▸ Written problem: Repeat every entry word for word, skipping the pictures.

▸ Entries supplied:
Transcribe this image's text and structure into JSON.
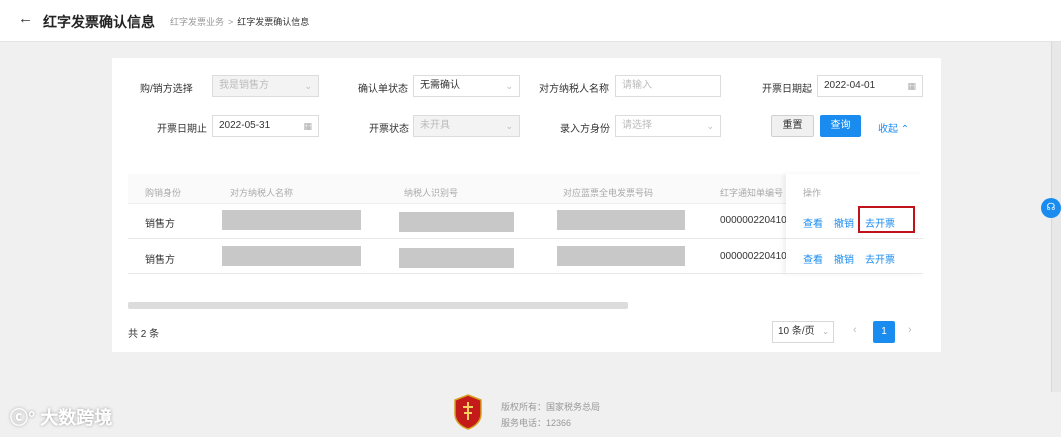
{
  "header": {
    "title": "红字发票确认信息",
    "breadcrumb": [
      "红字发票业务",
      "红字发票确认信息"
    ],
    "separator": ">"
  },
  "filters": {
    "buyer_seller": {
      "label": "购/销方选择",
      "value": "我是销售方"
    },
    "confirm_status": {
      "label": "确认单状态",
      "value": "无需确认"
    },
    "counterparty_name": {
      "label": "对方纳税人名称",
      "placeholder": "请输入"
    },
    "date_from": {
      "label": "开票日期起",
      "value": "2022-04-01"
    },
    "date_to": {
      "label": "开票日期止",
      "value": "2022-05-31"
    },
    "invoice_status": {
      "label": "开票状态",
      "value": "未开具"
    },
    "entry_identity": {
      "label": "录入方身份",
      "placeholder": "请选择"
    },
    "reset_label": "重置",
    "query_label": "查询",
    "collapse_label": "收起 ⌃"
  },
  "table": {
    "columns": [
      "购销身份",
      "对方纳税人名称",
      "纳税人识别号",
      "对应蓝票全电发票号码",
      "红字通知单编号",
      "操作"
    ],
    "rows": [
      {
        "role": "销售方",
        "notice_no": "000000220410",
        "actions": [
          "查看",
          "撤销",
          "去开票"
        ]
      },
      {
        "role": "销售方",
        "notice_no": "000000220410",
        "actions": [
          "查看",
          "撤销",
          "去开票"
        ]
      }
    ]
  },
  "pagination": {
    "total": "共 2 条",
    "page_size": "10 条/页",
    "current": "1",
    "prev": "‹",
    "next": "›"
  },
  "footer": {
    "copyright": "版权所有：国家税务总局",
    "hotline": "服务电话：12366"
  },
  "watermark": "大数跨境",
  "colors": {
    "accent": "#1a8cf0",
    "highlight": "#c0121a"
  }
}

▸ Worked solution:
Transcribe this image's text and structure into JSON.
{
  "header": {
    "title": "红字发票确认信息",
    "breadcrumb": [
      "红字发票业务",
      "红字发票确认信息"
    ],
    "separator": ">"
  },
  "filters": {
    "buyer_seller": {
      "label": "购/销方选择",
      "value": "我是销售方"
    },
    "confirm_status": {
      "label": "确认单状态",
      "value": "无需确认"
    },
    "counterparty_name": {
      "label": "对方纳税人名称",
      "placeholder": "请输入"
    },
    "date_from": {
      "label": "开票日期起",
      "value": "2022-04-01"
    },
    "date_to": {
      "label": "开票日期止",
      "value": "2022-05-31"
    },
    "invoice_status": {
      "label": "开票状态",
      "value": "未开具"
    },
    "entry_identity": {
      "label": "录入方身份",
      "placeholder": "请选择"
    },
    "reset_label": "重置",
    "query_label": "查询",
    "collapse_label": "收起 ⌃"
  },
  "table": {
    "columns": [
      "购销身份",
      "对方纳税人名称",
      "纳税人识别号",
      "对应蓝票全电发票号码",
      "红字通知单编号",
      "操作"
    ],
    "rows": [
      {
        "role": "销售方",
        "notice_no": "000000220410",
        "actions": [
          "查看",
          "撤销",
          "去开票"
        ]
      },
      {
        "role": "销售方",
        "notice_no": "000000220410",
        "actions": [
          "查看",
          "撤销",
          "去开票"
        ]
      }
    ]
  },
  "pagination": {
    "total": "共 2 条",
    "page_size": "10 条/页",
    "current": "1",
    "prev": "‹",
    "next": "›"
  },
  "footer": {
    "copyright": "版权所有：国家税务总局",
    "hotline": "服务电话：12366"
  },
  "watermark": "大数跨境",
  "colors": {
    "accent": "#1a8cf0",
    "highlight": "#c0121a"
  }
}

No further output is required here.